[Saved entries]
----

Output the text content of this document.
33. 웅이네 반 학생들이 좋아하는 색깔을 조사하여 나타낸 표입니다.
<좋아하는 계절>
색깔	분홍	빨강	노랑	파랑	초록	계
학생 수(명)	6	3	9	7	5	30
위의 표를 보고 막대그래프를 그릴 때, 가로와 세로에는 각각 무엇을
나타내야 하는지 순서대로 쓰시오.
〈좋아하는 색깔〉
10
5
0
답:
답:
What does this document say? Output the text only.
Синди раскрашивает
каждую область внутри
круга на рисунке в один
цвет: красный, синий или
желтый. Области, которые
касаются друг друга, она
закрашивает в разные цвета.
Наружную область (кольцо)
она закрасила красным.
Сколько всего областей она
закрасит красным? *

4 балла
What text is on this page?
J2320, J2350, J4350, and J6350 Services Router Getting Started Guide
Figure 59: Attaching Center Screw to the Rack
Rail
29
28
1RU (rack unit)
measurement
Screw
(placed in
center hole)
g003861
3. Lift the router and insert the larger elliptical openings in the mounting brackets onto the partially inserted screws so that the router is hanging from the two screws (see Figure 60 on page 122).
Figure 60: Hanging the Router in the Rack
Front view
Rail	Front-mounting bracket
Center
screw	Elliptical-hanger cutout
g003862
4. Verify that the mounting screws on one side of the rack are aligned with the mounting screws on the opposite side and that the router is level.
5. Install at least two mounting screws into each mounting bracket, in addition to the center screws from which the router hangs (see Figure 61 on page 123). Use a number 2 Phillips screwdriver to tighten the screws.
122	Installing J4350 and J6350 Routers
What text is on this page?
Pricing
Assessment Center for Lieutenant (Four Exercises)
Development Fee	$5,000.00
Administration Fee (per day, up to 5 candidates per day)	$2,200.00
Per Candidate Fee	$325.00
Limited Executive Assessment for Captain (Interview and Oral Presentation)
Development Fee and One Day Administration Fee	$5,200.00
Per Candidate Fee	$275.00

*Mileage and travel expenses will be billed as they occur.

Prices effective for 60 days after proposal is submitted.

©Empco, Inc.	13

----

**WHAT YOU HAVE TO DO:**
Provide all the records again, word for word.

**RESULT:**
Output the text content of this document.
33. 웅이네 반 학생들이 좋아하는 색깔을 조사하여 나타낸 표입니다.
<좋아하는 계절>
색깔	분홍	빨강	노랑	파랑	초록	계
학생 수(명)	6	3	9	7	5	30
위의 표를 보고 막대그래프를 그릴 때, 가로와 세로에는 각각 무엇을
나타내야 하는지 순서대로 쓰시오.
〈좋아하는 색깔〉
10
5
0
답:
답:
What does this document say? Output the text only.
Синди раскрашивает
каждую область внутри
круга на рисунке в один
цвет: красный, синий или
желтый. Области, которые
касаются друг друга, она
закрашивает в разные цвета.
Наружную область (кольцо)
она закрасила красным.
Сколько всего областей она
закрасит красным? *

4 балла
What text is on this page?
J2320, J2350, J4350, and J6350 Services Router Getting Started Guide
Figure 59: Attaching Center Screw to the Rack
Rail
29
28
1RU (rack unit)
measurement
Screw
(placed in
center hole)
g003861
3. Lift the router and insert the larger elliptical openings in the mounting brackets onto the partially inserted screws so that the router is hanging from the two screws (see Figure 60 on page 122).
Figure 60: Hanging the Router in the Rack
Front view
Rail	Front-mounting bracket
Center
screw	Elliptical-hanger cutout
g003862
4. Verify that the mounting screws on one side of the rack are aligned with the mounting screws on the opposite side and that the router is level.
5. Install at least two mounting screws into each mounting bracket, in addition to the center screws from which the router hangs (see Figure 61 on page 123). Use a number 2 Phillips screwdriver to tighten the screws.
122	Installing J4350 and J6350 Routers
What text is on this page?
Pricing
Assessment Center for Lieutenant (Four Exercises)
Development Fee	$5,000.00
Administration Fee (per day, up to 5 candidates per day)	$2,200.00
Per Candidate Fee	$325.00
Limited Executive Assessment for Captain (Interview and Oral Presentation)
Development Fee and One Day Administration Fee	$5,200.00
Per Candidate Fee	$275.00

*Mileage and travel expenses will be billed as they occur.

Prices effective for 60 days after proposal is submitted.

©Empco, Inc.	13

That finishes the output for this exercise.